• [THE TASK]: Omit the pictures, then reproduce every remaining record exactly.
[Start]
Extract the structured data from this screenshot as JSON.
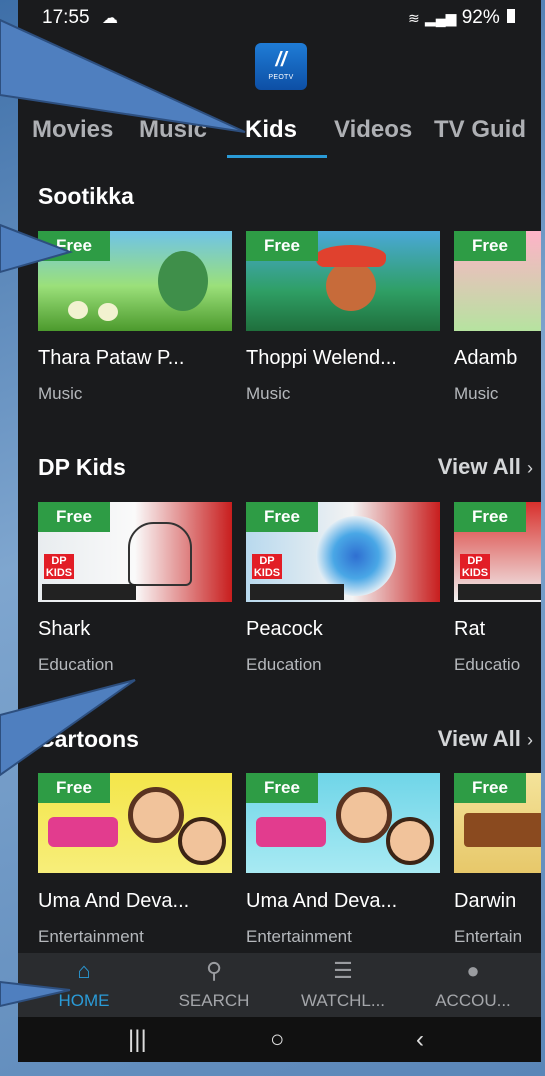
{
  "status": {
    "time": "17:55",
    "battery": "92%"
  },
  "app": {
    "logo_text": "PEOTV"
  },
  "tabs": [
    {
      "label": "Movies",
      "active": false
    },
    {
      "label": "Music",
      "active": false
    },
    {
      "label": "Kids",
      "active": true
    },
    {
      "label": "Videos",
      "active": false
    },
    {
      "label": "TV Guid",
      "active": false
    }
  ],
  "sections": [
    {
      "title": "Sootikka",
      "view_all": "",
      "items": [
        {
          "badge": "Free",
          "title": "Thara Pataw P...",
          "category": "Music"
        },
        {
          "badge": "Free",
          "title": "Thoppi Welend...",
          "category": "Music"
        },
        {
          "badge": "Free",
          "title": "Adamb",
          "category": "Music"
        }
      ]
    },
    {
      "title": "DP Kids",
      "view_all": "View All",
      "items": [
        {
          "badge": "Free",
          "title": "Shark",
          "category": "Education",
          "logo": "DP KIDS"
        },
        {
          "badge": "Free",
          "title": "Peacock",
          "category": "Education",
          "logo": "DP KIDS"
        },
        {
          "badge": "Free",
          "title": "Rat",
          "category": "Educatio",
          "logo": "DP KIDS"
        }
      ]
    },
    {
      "title": "Cartoons",
      "view_all": "View All",
      "items": [
        {
          "badge": "Free",
          "title": "Uma And Deva...",
          "category": "Entertainment"
        },
        {
          "badge": "Free",
          "title": "Uma And Deva...",
          "category": "Entertainment"
        },
        {
          "badge": "Free",
          "title": "Darwin",
          "category": "Entertain"
        }
      ]
    }
  ],
  "bottom_nav": [
    {
      "label": "HOME",
      "icon": "home-icon",
      "active": true
    },
    {
      "label": "SEARCH",
      "icon": "search-icon",
      "active": false
    },
    {
      "label": "WATCHL...",
      "icon": "watchlist-icon",
      "active": false
    },
    {
      "label": "ACCOU...",
      "icon": "account-icon",
      "active": false
    }
  ],
  "colors": {
    "accent": "#2a9bd7",
    "badge": "#2e9c45",
    "background": "#1a1b1d",
    "pointer": "#4f7fbf"
  }
}
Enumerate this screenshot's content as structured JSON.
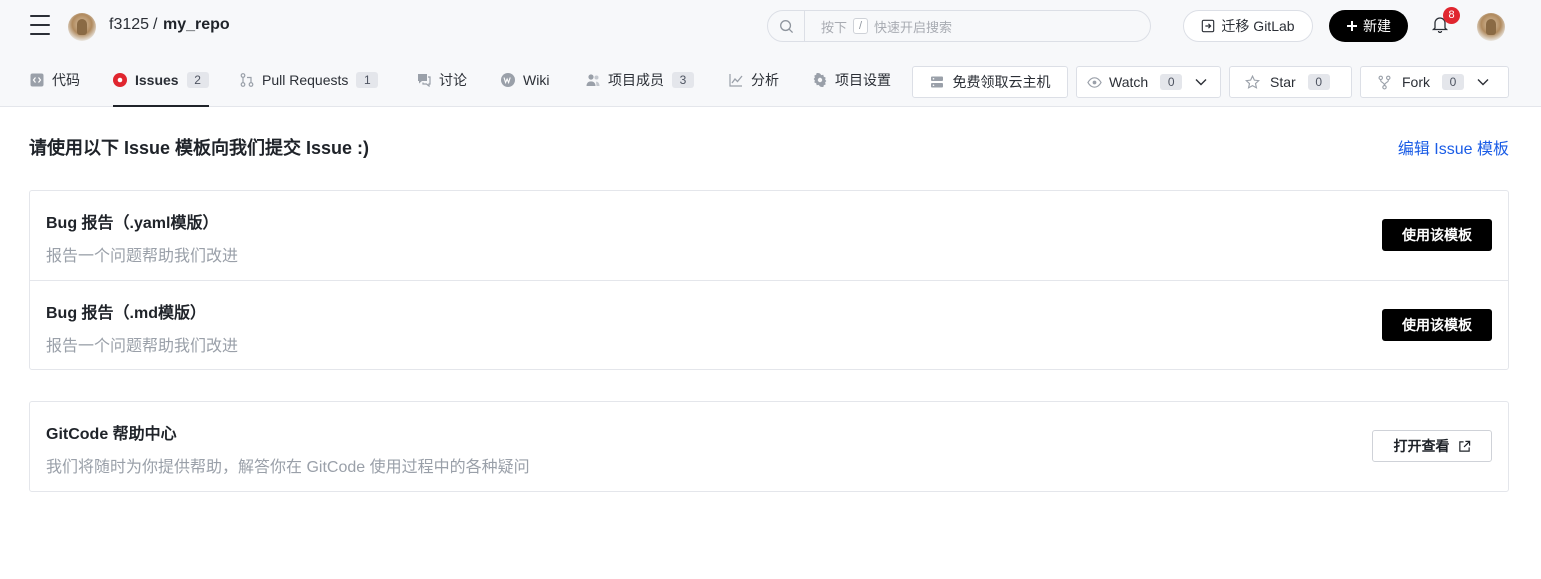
{
  "header": {
    "owner": "f3125",
    "separator": "/",
    "repo": "my_repo",
    "search": {
      "prefix": "按下",
      "key": "/",
      "suffix": "快速开启搜索"
    },
    "migrate_label": "迁移 GitLab",
    "new_label": "新建",
    "notifications": "8"
  },
  "tabs": [
    {
      "label": "代码",
      "icon": "code-icon"
    },
    {
      "label": "Issues",
      "count": "2",
      "icon": "issue-icon",
      "active": true
    },
    {
      "label": "Pull Requests",
      "count": "1",
      "icon": "pull-request-icon"
    },
    {
      "label": "讨论",
      "icon": "discussion-icon"
    },
    {
      "label": "Wiki",
      "icon": "wiki-icon"
    },
    {
      "label": "项目成员",
      "count": "3",
      "icon": "members-icon"
    },
    {
      "label": "分析",
      "icon": "chart-icon"
    },
    {
      "label": "项目设置",
      "icon": "gear-icon"
    }
  ],
  "actions": {
    "cloud_label": "免费领取云主机",
    "watch_label": "Watch",
    "watch_count": "0",
    "star_label": "Star",
    "star_count": "0",
    "fork_label": "Fork",
    "fork_count": "0"
  },
  "main": {
    "heading": "请使用以下 Issue 模板向我们提交 Issue :)",
    "edit_link": "编辑 Issue 模板",
    "templates": [
      {
        "title": "Bug 报告（.yaml模版）",
        "description": "报告一个问题帮助我们改进",
        "button": "使用该模板"
      },
      {
        "title": "Bug 报告（.md模版）",
        "description": "报告一个问题帮助我们改进",
        "button": "使用该模板"
      }
    ],
    "help": {
      "title": "GitCode 帮助中心",
      "description": "我们将随时为你提供帮助，解答你在 GitCode 使用过程中的各种疑问",
      "button": "打开查看"
    }
  },
  "colors": {
    "accent": "#1a5ce6",
    "issue_active": "#e0262f",
    "primary_button": "#000000",
    "badge": "#e0262f"
  }
}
[End]
• [WRITTEN RESPONSE]:
Extract the structured data from this screenshot as JSON.
{
  "status": {
    "time": "17:55",
    "battery": "92%"
  },
  "app": {
    "logo_text": "PEOTV"
  },
  "tabs": [
    {
      "label": "Movies",
      "active": false
    },
    {
      "label": "Music",
      "active": false
    },
    {
      "label": "Kids",
      "active": true
    },
    {
      "label": "Videos",
      "active": false
    },
    {
      "label": "TV Guid",
      "active": false
    }
  ],
  "sections": [
    {
      "title": "Sootikka",
      "view_all": "",
      "items": [
        {
          "badge": "Free",
          "title": "Thara Pataw P...",
          "category": "Music"
        },
        {
          "badge": "Free",
          "title": "Thoppi Welend...",
          "category": "Music"
        },
        {
          "badge": "Free",
          "title": "Adamb",
          "category": "Music"
        }
      ]
    },
    {
      "title": "DP Kids",
      "view_all": "View All",
      "items": [
        {
          "badge": "Free",
          "title": "Shark",
          "category": "Education",
          "logo": "DP KIDS"
        },
        {
          "badge": "Free",
          "title": "Peacock",
          "category": "Education",
          "logo": "DP KIDS"
        },
        {
          "badge": "Free",
          "title": "Rat",
          "category": "Educatio",
          "logo": "DP KIDS"
        }
      ]
    },
    {
      "title": "Cartoons",
      "view_all": "View All",
      "items": [
        {
          "badge": "Free",
          "title": "Uma And Deva...",
          "category": "Entertainment"
        },
        {
          "badge": "Free",
          "title": "Uma And Deva...",
          "category": "Entertainment"
        },
        {
          "badge": "Free",
          "title": "Darwin",
          "category": "Entertain"
        }
      ]
    }
  ],
  "bottom_nav": [
    {
      "label": "HOME",
      "icon": "home-icon",
      "active": true
    },
    {
      "label": "SEARCH",
      "icon": "search-icon",
      "active": false
    },
    {
      "label": "WATCHL...",
      "icon": "watchlist-icon",
      "active": false
    },
    {
      "label": "ACCOU...",
      "icon": "account-icon",
      "active": false
    }
  ],
  "colors": {
    "accent": "#2a9bd7",
    "badge": "#2e9c45",
    "background": "#1a1b1d",
    "pointer": "#4f7fbf"
  }
}
Enumerate this screenshot's content as structured JSON.
{
  "header": {
    "owner": "f3125",
    "separator": "/",
    "repo": "my_repo",
    "search": {
      "prefix": "按下",
      "key": "/",
      "suffix": "快速开启搜索"
    },
    "migrate_label": "迁移 GitLab",
    "new_label": "新建",
    "notifications": "8"
  },
  "tabs": [
    {
      "label": "代码",
      "icon": "code-icon"
    },
    {
      "label": "Issues",
      "count": "2",
      "icon": "issue-icon",
      "active": true
    },
    {
      "label": "Pull Requests",
      "count": "1",
      "icon": "pull-request-icon"
    },
    {
      "label": "讨论",
      "icon": "discussion-icon"
    },
    {
      "label": "Wiki",
      "icon": "wiki-icon"
    },
    {
      "label": "项目成员",
      "count": "3",
      "icon": "members-icon"
    },
    {
      "label": "分析",
      "icon": "chart-icon"
    },
    {
      "label": "项目设置",
      "icon": "gear-icon"
    }
  ],
  "actions": {
    "cloud_label": "免费领取云主机",
    "watch_label": "Watch",
    "watch_count": "0",
    "star_label": "Star",
    "star_count": "0",
    "fork_label": "Fork",
    "fork_count": "0"
  },
  "main": {
    "heading": "请使用以下 Issue 模板向我们提交 Issue :)",
    "edit_link": "编辑 Issue 模板",
    "templates": [
      {
        "title": "Bug 报告（.yaml模版）",
        "description": "报告一个问题帮助我们改进",
        "button": "使用该模板"
      },
      {
        "title": "Bug 报告（.md模版）",
        "description": "报告一个问题帮助我们改进",
        "button": "使用该模板"
      }
    ],
    "help": {
      "title": "GitCode 帮助中心",
      "description": "我们将随时为你提供帮助，解答你在 GitCode 使用过程中的各种疑问",
      "button": "打开查看"
    }
  },
  "colors": {
    "accent": "#1a5ce6",
    "issue_active": "#e0262f",
    "primary_button": "#000000",
    "badge": "#e0262f"
  }
}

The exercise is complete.